++++ Extracted information
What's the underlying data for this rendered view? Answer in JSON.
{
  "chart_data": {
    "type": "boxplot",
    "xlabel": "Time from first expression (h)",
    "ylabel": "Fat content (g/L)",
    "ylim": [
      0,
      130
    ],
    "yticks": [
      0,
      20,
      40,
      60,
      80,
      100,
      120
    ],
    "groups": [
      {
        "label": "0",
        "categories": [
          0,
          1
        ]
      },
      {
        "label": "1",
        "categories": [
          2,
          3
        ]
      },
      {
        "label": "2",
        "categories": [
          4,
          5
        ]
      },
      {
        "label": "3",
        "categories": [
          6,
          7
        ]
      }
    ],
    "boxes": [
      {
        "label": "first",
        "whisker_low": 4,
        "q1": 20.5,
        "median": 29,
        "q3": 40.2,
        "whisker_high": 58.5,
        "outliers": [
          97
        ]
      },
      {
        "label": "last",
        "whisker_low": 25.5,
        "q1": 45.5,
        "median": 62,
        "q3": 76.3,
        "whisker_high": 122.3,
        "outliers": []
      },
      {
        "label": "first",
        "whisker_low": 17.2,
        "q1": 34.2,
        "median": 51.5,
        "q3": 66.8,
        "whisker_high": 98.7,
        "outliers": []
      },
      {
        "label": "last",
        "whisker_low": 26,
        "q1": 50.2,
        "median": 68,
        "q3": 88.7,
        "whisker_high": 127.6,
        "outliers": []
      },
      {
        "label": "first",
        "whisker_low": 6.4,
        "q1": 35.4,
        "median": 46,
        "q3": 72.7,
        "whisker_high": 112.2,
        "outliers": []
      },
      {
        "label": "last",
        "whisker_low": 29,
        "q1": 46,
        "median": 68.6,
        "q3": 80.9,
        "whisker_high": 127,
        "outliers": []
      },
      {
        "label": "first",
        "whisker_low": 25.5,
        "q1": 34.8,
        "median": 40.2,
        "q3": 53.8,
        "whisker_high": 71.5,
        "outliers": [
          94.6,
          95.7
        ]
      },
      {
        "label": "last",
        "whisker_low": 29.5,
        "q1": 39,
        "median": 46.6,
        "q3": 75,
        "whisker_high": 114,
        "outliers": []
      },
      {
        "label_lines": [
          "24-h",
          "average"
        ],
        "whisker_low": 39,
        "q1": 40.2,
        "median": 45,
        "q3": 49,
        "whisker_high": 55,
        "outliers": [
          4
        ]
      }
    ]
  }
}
++++++++
All the data must be duplicated exactly, with nothing added or removed.

What's the underlying data for this rendered view? Answer in JSON.
{
  "chart_data": {
    "type": "boxplot",
    "xlabel": "Time from first expression (h)",
    "ylabel": "Fat content (g/L)",
    "ylim": [
      0,
      130
    ],
    "yticks": [
      0,
      20,
      40,
      60,
      80,
      100,
      120
    ],
    "groups": [
      {
        "label": "0",
        "categories": [
          0,
          1
        ]
      },
      {
        "label": "1",
        "categories": [
          2,
          3
        ]
      },
      {
        "label": "2",
        "categories": [
          4,
          5
        ]
      },
      {
        "label": "3",
        "categories": [
          6,
          7
        ]
      }
    ],
    "boxes": [
      {
        "label": "first",
        "whisker_low": 4,
        "q1": 20.5,
        "median": 29,
        "q3": 40.2,
        "whisker_high": 58.5,
        "outliers": [
          97
        ]
      },
      {
        "label": "last",
        "whisker_low": 25.5,
        "q1": 45.5,
        "median": 62,
        "q3": 76.3,
        "whisker_high": 122.3,
        "outliers": []
      },
      {
        "label": "first",
        "whisker_low": 17.2,
        "q1": 34.2,
        "median": 51.5,
        "q3": 66.8,
        "whisker_high": 98.7,
        "outliers": []
      },
      {
        "label": "last",
        "whisker_low": 26,
        "q1": 50.2,
        "median": 68,
        "q3": 88.7,
        "whisker_high": 127.6,
        "outliers": []
      },
      {
        "label": "first",
        "whisker_low": 6.4,
        "q1": 35.4,
        "median": 46,
        "q3": 72.7,
        "whisker_high": 112.2,
        "outliers": []
      },
      {
        "label": "last",
        "whisker_low": 29,
        "q1": 46,
        "median": 68.6,
        "q3": 80.9,
        "whisker_high": 127,
        "outliers": []
      },
      {
        "label": "first",
        "whisker_low": 25.5,
        "q1": 34.8,
        "median": 40.2,
        "q3": 53.8,
        "whisker_high": 71.5,
        "outliers": [
          94.6,
          95.7
        ]
      },
      {
        "label": "last",
        "whisker_low": 29.5,
        "q1": 39,
        "median": 46.6,
        "q3": 75,
        "whisker_high": 114,
        "outliers": []
      },
      {
        "label_lines": [
          "24-h",
          "average"
        ],
        "whisker_low": 39,
        "q1": 40.2,
        "median": 45,
        "q3": 49,
        "whisker_high": 55,
        "outliers": [
          4
        ]
      }
    ]
  }
}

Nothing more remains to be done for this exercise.